What lines of the data hold the string "跑道全长"? Pull each one out.

[begin THE DATA]

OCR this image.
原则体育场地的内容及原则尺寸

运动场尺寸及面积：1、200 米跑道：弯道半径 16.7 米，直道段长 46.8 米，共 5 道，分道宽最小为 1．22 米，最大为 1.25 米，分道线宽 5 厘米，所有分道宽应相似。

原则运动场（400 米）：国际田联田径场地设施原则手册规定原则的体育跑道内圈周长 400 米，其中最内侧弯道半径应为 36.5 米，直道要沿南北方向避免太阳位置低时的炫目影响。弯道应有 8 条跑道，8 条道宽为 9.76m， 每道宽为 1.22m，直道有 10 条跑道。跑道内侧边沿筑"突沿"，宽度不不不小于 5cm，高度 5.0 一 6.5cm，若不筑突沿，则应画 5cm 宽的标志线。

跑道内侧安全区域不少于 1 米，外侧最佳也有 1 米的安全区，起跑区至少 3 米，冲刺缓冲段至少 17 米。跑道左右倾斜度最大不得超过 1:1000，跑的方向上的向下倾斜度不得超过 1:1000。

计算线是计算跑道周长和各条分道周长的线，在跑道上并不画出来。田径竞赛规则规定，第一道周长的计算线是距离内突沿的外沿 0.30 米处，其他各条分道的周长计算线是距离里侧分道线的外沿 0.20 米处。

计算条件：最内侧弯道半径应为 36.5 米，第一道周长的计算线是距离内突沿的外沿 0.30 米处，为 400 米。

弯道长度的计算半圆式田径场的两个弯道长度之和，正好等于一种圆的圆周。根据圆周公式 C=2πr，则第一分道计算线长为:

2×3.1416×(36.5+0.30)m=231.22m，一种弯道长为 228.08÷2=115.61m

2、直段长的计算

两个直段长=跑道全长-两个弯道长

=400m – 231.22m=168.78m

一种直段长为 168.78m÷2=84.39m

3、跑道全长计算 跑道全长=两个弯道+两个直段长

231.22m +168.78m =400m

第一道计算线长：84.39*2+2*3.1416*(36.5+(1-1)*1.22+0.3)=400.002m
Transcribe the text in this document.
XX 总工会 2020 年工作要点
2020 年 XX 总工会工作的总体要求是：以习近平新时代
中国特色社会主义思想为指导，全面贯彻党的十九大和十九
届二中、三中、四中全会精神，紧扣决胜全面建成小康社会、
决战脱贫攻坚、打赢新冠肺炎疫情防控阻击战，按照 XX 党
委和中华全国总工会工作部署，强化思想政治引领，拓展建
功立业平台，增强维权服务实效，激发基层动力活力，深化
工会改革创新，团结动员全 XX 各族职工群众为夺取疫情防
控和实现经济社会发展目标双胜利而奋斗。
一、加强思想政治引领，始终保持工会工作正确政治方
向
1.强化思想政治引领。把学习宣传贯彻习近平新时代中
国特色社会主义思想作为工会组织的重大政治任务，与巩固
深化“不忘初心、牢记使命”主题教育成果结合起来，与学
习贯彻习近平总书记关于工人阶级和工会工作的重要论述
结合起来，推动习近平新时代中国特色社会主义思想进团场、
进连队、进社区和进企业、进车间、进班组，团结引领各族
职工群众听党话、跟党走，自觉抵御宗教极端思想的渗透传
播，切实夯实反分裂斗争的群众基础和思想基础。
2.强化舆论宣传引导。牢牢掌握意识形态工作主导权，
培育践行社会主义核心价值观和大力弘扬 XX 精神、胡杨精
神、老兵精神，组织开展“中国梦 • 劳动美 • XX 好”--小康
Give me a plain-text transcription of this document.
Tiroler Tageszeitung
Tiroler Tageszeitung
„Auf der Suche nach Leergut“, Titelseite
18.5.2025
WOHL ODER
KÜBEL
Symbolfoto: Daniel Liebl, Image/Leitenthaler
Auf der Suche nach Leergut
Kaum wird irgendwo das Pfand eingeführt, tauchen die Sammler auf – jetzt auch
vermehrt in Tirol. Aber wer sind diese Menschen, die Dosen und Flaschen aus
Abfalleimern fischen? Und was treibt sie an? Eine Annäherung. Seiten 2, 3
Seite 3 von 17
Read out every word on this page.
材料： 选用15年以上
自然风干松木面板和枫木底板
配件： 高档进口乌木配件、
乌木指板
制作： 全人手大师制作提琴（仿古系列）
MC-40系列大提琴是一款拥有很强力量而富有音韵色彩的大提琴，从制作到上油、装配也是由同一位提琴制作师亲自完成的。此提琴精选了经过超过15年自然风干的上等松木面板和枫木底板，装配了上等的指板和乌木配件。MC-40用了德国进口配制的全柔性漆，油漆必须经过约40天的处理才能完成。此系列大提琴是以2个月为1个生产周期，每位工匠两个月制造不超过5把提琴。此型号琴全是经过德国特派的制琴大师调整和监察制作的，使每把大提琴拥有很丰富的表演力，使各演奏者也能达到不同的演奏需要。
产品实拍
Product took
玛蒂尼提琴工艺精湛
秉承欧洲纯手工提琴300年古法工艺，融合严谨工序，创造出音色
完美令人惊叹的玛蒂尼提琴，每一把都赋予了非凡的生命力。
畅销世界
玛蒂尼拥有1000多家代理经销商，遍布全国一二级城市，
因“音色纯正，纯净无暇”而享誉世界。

[end THE DATA]

• **TASK RESPONSE**:
两个直段长=跑道全长-两个弯道长
3、跑道全长计算 跑道全长=两个弯道+两个直段长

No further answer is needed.